Where the data below has the string "student", return the whole line.

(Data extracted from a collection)
====================

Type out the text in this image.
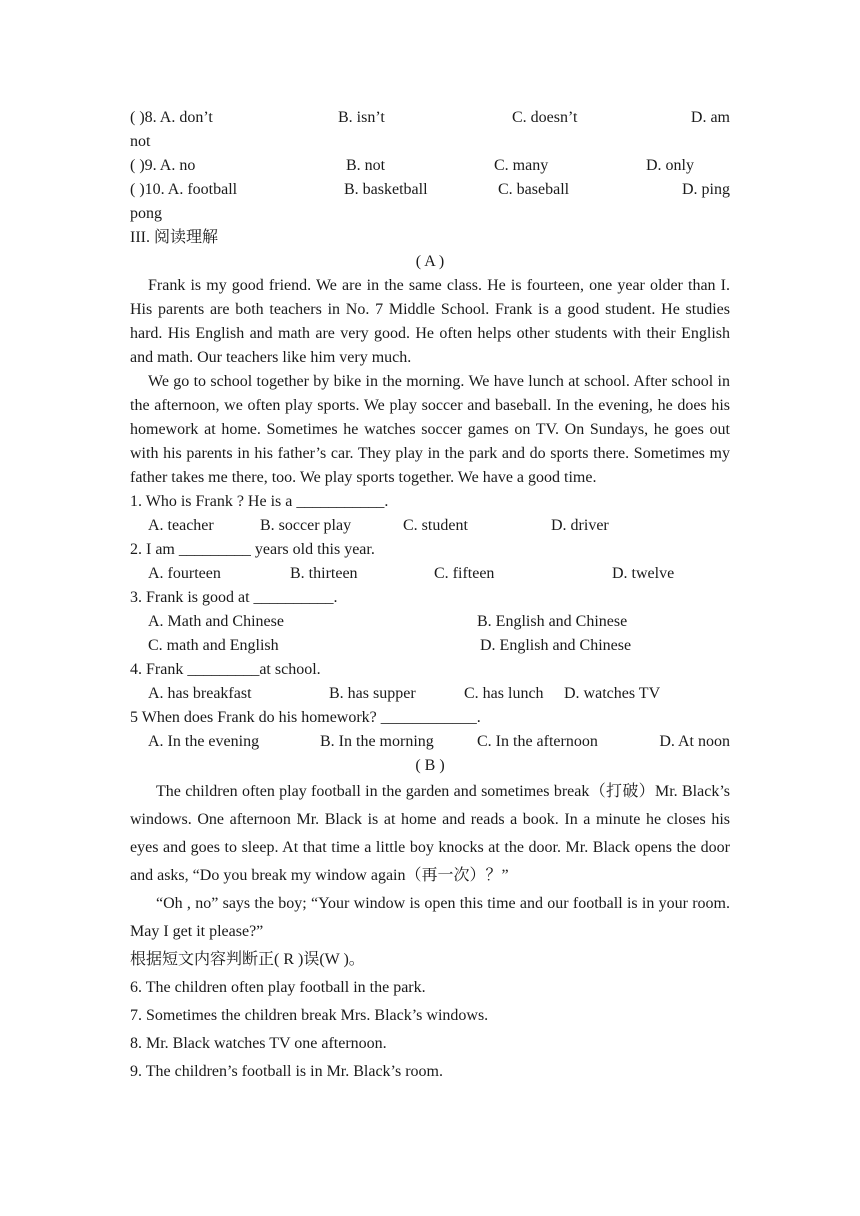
( )8. A. don’t	B. isn’t	C. doesn’t	D. am
not
( )9. A. no	B. not	C. many	D. only
( )10. A. football	B. basketball	C. baseball	D. ping
pong
III. 阅读理解
( A )

Frank is my good friend. We are in the same class. He is fourteen, one year older than I. His parents are both teachers in No. 7 Middle School. Frank is a good student. He studies hard. His English and math are very good. He often helps other students with their English and math. Our teachers like him very much.

We go to school together by bike in the morning. We have lunch at school. After school in the afternoon, we often play sports. We play soccer and baseball. In the evening, he does his homework at home. Sometimes he watches soccer games on TV. On Sundays, he goes out with his parents in his father’s car. They play in the park and do sports there. Sometimes my father takes me there, too. We play sports together. We have a good time.

1. Who is Frank ? He is a ___________.
A. teacher	B. soccer play	C. student	D. driver
2. I am _________ years old this year.
A. fourteen	B. thirteen	C. fifteen	D. twelve
3. Frank is good at __________.
A. Math and Chinese	B. English and Chinese
C. math and English	D. English and Chinese
4. Frank _________at school.
A. has breakfast	B. has supper	C. has lunch D. watches TV
5 When does Frank do his homework? ____________.
A. In the evening	B. In the morning	C. In the afternoon	D. At noon
( B )

The children often play football in the garden and sometimes break（打破）Mr. Black’s windows. One afternoon Mr. Black is at home and reads a book. In a minute he closes his eyes and goes to sleep. At that time a little boy knocks at the door. Mr. Black opens the door and asks, “Do you break my window again（再一次）？”

“Oh , no” says the boy; “Your window is open this time and our football is in your room. May I get it please?”

根据短文内容判断正( R )误(W )。
6. The children often play football in the park.
7. Sometimes the children break Mrs. Black’s windows.
8. Mr. Black watches TV one afternoon.
9. The children’s football is in Mr. Black’s room.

====================

> [Reply]:
Frank is my good friend. We are in the same class. He is fourteen, one year older than I. His parents are both teachers in No. 7 Middle School. Frank is a good student. He studies hard. His English and math are very good. He often helps other students with their English and math. Our teachers like him very much.
A. teacher	B. soccer play	C. student	D. driver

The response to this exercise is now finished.